:: INPUT ::
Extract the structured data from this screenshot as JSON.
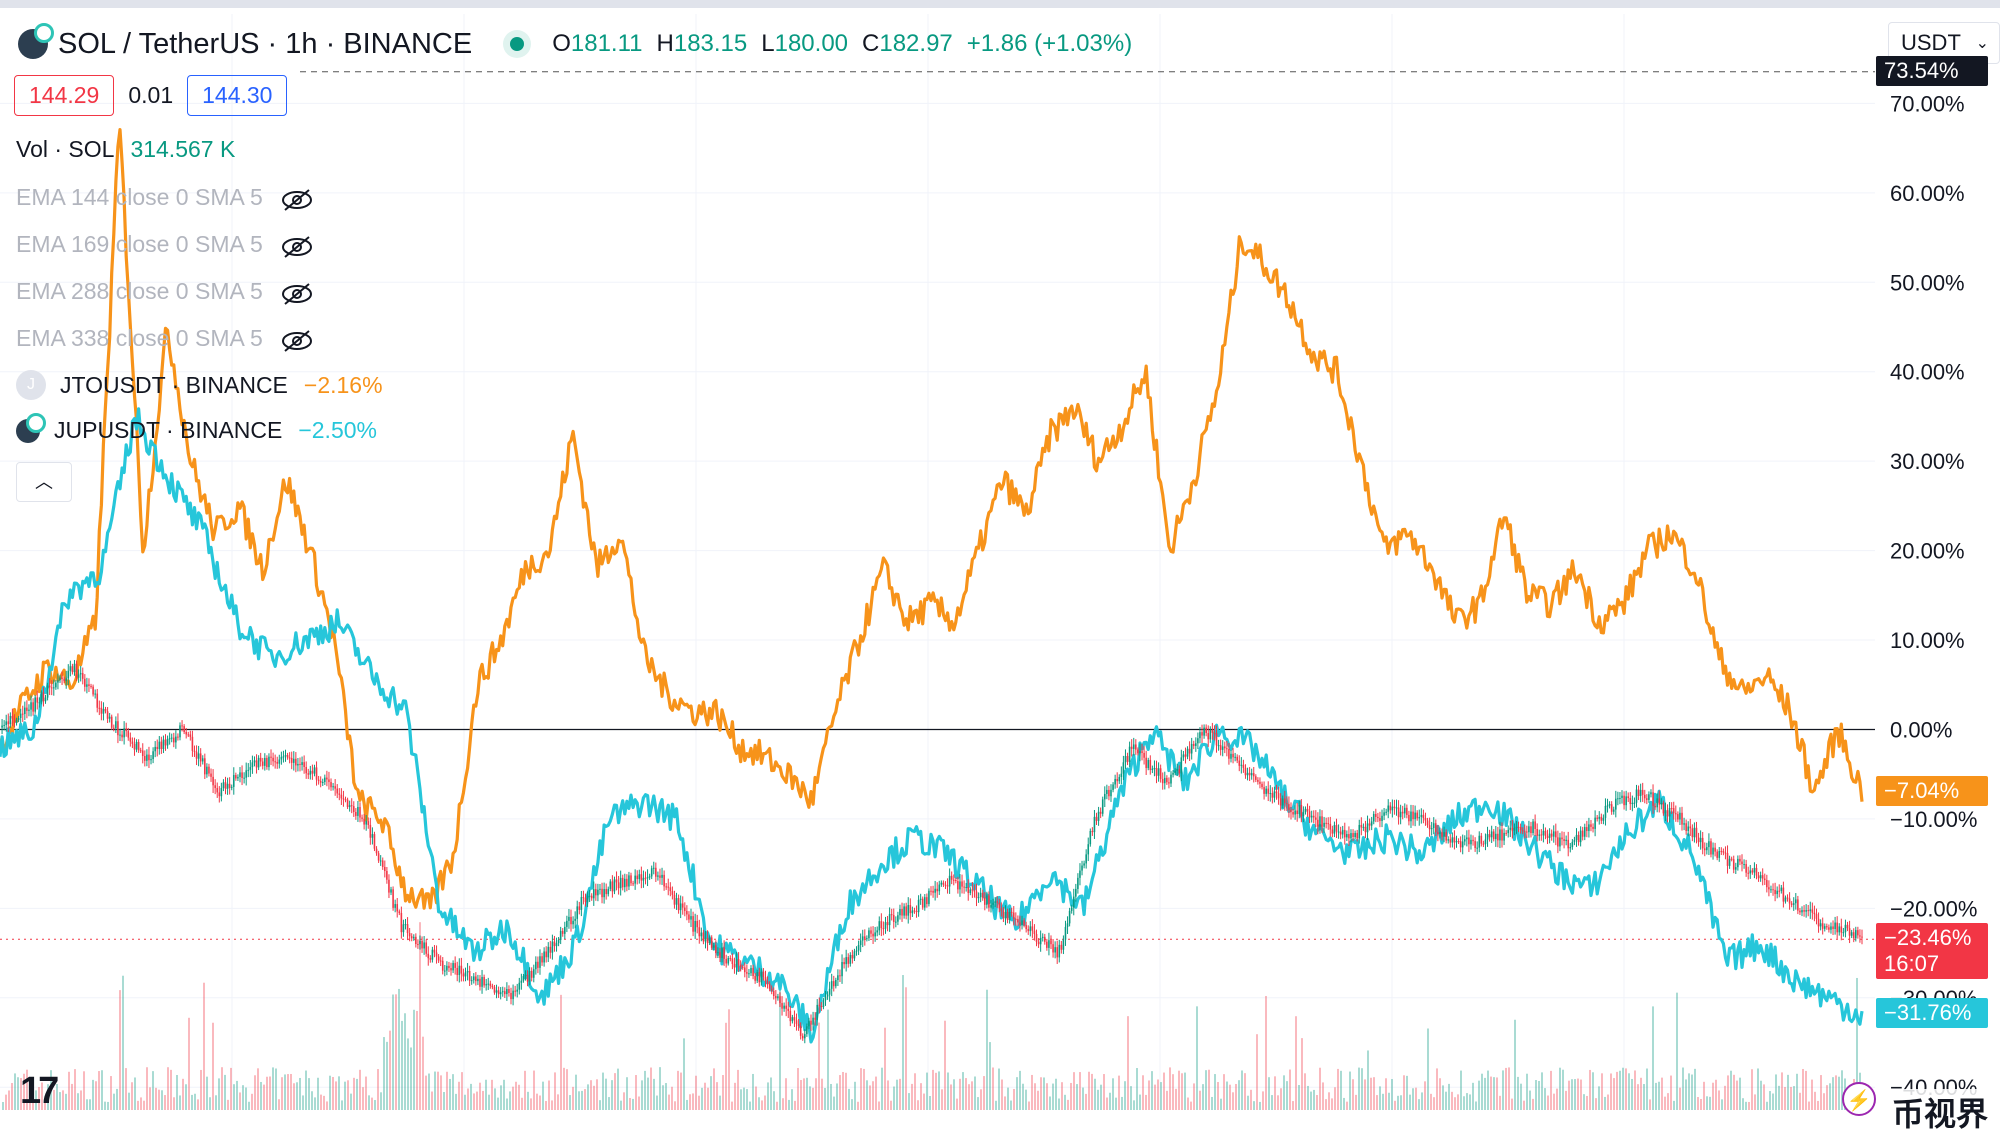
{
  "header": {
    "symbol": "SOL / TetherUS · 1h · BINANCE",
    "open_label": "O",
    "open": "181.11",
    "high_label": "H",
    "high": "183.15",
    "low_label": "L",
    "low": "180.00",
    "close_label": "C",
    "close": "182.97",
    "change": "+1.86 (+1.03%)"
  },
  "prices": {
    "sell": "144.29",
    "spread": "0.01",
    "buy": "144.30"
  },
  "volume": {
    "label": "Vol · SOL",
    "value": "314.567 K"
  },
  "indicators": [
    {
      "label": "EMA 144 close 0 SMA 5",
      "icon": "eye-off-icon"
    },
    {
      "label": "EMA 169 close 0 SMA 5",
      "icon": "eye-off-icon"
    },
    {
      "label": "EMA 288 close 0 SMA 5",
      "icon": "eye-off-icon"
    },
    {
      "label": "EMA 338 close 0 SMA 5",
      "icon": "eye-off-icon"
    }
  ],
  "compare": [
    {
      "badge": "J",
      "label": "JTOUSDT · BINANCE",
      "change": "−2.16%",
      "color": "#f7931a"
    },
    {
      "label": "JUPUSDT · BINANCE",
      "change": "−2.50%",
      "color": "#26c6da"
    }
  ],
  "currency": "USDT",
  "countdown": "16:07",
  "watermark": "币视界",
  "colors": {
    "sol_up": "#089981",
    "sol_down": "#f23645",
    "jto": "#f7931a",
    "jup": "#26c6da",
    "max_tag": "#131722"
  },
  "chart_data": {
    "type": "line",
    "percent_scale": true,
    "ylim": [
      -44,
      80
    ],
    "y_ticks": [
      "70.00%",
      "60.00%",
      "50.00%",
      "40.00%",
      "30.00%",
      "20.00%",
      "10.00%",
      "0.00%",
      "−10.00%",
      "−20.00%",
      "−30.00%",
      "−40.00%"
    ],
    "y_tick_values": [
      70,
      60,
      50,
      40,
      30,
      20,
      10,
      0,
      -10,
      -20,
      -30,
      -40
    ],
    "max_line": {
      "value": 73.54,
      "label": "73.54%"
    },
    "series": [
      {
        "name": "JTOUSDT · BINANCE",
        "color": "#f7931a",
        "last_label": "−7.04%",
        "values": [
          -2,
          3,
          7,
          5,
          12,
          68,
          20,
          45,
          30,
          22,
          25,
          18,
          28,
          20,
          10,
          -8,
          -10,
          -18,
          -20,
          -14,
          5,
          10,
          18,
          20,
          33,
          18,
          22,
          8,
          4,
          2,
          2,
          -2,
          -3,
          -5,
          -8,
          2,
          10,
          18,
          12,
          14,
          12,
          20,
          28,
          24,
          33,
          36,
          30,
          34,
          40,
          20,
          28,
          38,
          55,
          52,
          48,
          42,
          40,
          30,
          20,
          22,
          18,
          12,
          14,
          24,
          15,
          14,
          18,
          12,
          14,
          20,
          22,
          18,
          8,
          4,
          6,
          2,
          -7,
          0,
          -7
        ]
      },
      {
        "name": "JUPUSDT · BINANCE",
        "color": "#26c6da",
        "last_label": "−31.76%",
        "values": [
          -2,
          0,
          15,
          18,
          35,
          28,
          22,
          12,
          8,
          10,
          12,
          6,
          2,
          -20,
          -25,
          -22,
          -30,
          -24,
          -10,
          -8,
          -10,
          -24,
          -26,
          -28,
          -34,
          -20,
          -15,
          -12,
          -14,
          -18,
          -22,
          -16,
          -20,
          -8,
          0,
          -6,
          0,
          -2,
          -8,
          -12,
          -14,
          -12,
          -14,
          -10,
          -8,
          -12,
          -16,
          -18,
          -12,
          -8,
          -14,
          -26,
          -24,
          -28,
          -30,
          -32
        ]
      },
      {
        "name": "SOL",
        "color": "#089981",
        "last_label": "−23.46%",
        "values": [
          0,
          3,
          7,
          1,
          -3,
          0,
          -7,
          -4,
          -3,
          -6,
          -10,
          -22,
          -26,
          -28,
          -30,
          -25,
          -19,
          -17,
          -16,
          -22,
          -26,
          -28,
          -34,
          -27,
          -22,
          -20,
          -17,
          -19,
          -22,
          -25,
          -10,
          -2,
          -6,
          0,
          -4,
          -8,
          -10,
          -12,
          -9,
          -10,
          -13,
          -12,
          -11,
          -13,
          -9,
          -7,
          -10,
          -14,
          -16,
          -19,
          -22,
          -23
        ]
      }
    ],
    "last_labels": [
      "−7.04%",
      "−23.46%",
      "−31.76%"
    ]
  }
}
:::
:: INPUT ::
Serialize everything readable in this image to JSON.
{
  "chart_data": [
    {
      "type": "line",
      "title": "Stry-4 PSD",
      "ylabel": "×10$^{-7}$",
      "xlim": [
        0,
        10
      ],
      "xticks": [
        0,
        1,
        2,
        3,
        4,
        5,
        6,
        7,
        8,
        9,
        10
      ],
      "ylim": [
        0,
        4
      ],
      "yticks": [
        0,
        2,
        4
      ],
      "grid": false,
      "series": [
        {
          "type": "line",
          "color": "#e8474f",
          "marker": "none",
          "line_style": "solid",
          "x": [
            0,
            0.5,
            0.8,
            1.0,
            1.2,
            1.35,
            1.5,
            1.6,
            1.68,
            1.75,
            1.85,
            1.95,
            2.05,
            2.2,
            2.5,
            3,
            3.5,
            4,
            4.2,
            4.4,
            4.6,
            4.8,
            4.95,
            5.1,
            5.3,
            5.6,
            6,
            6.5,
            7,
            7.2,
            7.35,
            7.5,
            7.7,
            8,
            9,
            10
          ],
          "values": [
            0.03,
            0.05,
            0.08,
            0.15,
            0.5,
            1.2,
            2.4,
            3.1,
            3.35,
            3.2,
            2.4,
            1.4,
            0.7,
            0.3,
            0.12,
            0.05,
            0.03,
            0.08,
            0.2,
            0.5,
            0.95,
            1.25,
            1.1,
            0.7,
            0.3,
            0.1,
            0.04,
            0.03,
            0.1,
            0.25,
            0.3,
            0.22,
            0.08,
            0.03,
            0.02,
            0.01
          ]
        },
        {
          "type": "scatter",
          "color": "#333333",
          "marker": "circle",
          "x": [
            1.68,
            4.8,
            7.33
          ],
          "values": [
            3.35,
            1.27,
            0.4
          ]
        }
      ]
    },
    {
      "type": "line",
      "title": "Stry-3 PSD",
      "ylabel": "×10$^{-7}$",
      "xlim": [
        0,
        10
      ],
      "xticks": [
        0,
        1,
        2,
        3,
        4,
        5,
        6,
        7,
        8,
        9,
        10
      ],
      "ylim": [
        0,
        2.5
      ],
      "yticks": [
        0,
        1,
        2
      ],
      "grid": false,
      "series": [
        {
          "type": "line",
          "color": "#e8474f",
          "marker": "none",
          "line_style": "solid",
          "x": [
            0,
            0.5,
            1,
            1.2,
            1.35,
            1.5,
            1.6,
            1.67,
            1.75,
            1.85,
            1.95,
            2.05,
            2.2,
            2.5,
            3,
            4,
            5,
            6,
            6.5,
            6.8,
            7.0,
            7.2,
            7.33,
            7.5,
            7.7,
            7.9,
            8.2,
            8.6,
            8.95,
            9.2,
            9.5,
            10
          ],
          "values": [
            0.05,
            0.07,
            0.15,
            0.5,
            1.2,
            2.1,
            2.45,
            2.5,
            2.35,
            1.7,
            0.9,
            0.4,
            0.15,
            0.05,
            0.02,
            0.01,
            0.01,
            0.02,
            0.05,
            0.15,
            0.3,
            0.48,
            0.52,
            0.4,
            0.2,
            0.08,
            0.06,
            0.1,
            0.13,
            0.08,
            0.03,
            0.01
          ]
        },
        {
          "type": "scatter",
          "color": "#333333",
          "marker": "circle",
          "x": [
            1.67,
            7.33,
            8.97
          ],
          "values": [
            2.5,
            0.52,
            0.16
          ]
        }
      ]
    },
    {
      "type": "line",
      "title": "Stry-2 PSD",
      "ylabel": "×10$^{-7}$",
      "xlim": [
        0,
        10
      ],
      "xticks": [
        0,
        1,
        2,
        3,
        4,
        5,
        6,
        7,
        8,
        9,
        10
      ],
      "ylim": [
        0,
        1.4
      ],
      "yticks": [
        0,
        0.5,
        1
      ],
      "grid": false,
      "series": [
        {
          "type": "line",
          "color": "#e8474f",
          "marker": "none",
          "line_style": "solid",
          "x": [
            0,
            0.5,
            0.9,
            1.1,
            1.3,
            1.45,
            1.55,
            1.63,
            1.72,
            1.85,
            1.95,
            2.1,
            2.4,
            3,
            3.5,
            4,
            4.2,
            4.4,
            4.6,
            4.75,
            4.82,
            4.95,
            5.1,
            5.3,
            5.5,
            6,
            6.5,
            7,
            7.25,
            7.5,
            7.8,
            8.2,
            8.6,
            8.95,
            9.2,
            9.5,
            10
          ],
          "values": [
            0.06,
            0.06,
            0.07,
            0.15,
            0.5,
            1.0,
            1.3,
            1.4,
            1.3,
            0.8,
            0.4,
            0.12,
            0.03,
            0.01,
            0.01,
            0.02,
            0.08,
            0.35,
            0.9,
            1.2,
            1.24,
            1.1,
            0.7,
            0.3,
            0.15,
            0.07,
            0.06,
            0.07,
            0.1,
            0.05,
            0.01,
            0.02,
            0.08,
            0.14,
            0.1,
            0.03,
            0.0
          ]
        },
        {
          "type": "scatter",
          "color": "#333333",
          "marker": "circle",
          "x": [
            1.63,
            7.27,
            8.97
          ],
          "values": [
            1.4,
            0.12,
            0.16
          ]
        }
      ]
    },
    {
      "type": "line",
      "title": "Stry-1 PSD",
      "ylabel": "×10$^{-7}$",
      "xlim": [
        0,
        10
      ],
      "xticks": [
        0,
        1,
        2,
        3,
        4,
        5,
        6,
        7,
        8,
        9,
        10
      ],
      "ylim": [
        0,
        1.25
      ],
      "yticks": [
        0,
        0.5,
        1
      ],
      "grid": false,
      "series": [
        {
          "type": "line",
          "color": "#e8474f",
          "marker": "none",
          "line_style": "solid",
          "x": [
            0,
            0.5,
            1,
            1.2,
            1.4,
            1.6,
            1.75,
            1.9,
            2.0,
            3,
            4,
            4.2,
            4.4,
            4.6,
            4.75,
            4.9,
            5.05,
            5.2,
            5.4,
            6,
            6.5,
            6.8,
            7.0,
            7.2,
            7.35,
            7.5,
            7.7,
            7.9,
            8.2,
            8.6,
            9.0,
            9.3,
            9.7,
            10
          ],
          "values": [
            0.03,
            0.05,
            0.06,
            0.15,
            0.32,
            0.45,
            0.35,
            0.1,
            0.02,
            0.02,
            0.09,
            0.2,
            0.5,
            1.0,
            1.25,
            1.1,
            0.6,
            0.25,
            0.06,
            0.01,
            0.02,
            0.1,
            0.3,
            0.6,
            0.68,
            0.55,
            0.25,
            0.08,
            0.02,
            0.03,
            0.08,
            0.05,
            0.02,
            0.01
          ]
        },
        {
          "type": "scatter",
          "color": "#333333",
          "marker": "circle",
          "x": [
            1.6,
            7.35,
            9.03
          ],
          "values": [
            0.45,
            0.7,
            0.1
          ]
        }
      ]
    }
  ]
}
:::
◆ GIVEN TASK
Return all the lines that contain the string "title".

◆ TASK SOLUTION
      "title": "Stry-4 PSD",
      "title": "Stry-3 PSD",
      "title": "Stry-2 PSD",
      "title": "Stry-1 PSD",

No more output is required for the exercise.